Problem to work on —
Which lines below contain the string "menu", with case counting? Copy each of those lines.

(Annotated element listings)
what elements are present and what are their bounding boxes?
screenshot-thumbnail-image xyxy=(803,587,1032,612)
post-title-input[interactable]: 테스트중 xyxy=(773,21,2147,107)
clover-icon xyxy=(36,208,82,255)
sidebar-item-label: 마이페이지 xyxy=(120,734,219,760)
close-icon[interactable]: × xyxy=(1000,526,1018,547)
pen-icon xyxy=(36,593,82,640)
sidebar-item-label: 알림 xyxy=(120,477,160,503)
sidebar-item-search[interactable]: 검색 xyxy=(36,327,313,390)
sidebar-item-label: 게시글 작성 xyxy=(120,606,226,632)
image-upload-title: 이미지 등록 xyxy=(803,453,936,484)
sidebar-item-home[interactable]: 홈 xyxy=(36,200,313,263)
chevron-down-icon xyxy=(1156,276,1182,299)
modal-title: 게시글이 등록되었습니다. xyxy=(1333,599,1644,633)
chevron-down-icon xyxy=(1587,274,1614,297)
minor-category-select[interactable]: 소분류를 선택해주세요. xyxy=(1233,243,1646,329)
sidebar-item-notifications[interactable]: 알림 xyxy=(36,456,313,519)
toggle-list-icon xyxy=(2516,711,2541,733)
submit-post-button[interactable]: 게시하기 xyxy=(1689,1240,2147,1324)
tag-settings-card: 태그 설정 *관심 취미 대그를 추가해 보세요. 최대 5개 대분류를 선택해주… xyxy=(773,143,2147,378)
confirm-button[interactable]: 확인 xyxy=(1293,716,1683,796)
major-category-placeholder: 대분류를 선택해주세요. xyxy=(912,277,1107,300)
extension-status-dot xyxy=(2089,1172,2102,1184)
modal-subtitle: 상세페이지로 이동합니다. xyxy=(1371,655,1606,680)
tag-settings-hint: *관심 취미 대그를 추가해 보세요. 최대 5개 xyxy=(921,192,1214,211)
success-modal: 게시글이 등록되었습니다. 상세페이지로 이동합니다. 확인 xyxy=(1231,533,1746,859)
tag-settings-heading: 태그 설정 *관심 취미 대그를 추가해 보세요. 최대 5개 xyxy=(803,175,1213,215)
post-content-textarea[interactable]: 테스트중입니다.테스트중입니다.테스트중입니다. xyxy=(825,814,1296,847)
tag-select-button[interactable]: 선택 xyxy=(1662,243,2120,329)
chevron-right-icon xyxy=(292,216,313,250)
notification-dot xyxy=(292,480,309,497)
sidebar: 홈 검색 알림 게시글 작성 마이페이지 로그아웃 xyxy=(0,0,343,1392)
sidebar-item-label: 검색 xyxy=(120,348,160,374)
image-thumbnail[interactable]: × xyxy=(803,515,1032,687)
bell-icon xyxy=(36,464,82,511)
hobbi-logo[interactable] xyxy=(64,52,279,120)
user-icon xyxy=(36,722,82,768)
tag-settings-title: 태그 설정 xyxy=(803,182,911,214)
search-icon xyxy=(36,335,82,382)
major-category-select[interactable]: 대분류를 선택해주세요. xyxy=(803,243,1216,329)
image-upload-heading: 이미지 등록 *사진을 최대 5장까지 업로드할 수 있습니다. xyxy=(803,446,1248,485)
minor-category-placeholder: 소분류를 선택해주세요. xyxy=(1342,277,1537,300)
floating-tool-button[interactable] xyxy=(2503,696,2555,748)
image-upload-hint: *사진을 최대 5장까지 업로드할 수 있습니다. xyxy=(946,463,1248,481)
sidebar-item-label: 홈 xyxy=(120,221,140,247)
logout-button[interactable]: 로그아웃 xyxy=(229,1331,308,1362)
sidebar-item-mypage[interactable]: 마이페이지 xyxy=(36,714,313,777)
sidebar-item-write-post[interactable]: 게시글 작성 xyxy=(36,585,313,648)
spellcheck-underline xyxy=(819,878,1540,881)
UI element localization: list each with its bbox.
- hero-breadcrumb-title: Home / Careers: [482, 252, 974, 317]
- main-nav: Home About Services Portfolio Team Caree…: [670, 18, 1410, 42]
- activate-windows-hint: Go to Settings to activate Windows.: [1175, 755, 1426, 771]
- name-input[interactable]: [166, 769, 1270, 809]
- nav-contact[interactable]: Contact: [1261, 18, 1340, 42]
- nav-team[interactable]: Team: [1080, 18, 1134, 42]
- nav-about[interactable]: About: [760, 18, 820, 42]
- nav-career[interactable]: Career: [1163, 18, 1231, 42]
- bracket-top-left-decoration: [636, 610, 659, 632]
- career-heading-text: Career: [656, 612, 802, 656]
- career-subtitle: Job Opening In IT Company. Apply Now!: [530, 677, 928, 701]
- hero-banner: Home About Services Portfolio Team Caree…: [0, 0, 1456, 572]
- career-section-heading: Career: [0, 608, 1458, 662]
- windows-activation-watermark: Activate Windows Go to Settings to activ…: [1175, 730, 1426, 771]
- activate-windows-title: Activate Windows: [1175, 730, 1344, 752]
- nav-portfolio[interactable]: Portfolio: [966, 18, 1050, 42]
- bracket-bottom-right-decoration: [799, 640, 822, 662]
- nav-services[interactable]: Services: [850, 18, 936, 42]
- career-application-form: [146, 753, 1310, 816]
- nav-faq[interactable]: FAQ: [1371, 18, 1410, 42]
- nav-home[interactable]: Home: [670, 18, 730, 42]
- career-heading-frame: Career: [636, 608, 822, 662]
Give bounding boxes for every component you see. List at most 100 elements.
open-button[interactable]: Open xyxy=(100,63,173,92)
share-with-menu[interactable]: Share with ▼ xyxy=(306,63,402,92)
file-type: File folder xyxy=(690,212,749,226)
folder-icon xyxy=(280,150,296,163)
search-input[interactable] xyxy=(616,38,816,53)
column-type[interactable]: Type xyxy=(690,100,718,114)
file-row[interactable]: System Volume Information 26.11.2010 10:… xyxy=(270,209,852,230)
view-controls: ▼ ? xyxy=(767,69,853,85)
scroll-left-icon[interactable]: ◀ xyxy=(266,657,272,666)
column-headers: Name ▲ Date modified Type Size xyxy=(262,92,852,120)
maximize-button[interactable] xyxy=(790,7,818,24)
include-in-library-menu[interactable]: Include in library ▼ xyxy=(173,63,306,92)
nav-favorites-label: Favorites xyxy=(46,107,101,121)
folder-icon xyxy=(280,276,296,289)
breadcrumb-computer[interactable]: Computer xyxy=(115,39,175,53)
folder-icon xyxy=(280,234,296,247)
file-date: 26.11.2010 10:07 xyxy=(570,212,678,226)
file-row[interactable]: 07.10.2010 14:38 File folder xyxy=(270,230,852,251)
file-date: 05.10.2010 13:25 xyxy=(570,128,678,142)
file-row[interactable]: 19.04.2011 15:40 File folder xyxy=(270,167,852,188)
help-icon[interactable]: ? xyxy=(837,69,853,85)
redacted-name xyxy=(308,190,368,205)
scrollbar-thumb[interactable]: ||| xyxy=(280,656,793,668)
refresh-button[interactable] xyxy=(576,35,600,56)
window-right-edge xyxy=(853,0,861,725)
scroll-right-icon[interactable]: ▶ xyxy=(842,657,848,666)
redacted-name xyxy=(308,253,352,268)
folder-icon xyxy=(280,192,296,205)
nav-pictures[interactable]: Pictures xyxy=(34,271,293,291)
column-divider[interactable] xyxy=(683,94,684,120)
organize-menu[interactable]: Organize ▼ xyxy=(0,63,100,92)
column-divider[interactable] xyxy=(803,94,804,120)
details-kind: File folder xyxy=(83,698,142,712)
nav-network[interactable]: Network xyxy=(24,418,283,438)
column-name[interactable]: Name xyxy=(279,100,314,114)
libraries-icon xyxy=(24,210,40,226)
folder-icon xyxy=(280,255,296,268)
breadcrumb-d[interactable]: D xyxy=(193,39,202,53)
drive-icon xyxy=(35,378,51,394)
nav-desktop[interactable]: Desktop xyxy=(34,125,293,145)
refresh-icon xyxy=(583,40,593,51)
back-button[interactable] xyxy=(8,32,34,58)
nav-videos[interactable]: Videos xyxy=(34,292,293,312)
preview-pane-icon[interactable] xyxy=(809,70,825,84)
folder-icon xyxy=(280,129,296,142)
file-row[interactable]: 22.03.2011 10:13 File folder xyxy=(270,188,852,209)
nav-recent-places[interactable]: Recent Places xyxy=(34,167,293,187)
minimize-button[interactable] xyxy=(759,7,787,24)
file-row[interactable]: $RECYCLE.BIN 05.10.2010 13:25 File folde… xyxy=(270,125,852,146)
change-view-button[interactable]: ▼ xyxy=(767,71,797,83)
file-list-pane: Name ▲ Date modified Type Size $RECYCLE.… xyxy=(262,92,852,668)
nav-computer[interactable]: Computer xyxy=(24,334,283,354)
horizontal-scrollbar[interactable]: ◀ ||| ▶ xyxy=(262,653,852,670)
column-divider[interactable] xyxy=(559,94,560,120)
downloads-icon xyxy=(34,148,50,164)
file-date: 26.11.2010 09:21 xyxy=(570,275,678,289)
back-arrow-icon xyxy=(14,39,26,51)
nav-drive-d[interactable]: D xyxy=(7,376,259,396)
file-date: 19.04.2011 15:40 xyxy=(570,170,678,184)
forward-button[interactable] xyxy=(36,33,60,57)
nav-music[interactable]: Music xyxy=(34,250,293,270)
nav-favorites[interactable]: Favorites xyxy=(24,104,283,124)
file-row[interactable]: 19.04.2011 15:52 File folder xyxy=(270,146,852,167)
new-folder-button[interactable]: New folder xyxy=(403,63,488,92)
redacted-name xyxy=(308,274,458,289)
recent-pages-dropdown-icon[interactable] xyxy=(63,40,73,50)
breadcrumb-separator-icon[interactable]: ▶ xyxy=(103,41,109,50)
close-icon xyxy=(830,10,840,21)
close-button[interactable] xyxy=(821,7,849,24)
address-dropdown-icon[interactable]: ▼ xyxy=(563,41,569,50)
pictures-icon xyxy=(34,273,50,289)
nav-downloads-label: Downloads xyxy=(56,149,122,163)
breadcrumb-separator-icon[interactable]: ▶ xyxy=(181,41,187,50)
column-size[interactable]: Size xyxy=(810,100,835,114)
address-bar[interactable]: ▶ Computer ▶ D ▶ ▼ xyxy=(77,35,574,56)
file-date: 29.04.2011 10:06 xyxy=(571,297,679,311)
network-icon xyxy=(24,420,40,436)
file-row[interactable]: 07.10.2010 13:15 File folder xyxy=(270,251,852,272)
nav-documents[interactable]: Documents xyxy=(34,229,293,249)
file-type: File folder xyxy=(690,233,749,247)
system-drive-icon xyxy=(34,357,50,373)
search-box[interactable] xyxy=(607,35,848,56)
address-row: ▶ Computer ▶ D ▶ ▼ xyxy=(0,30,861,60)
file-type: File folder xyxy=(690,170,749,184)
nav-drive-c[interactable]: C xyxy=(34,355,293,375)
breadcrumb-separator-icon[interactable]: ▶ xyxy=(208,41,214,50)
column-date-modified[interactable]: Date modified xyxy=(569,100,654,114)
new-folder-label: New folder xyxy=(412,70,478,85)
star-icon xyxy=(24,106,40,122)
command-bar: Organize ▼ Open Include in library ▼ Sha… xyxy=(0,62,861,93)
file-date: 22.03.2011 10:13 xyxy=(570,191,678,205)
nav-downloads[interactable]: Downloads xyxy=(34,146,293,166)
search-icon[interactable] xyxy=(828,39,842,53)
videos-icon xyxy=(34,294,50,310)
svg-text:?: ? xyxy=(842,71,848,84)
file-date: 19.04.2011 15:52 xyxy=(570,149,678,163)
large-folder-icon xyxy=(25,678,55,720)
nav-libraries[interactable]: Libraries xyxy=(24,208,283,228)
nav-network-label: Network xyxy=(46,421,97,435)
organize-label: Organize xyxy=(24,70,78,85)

Task answer —
share-with-menu[interactable]: Share with ▼ xyxy=(306,63,402,92)
include-in-library-menu[interactable]: Include in library ▼ xyxy=(173,63,306,92)
organize-menu[interactable]: Organize ▼ xyxy=(0,63,100,92)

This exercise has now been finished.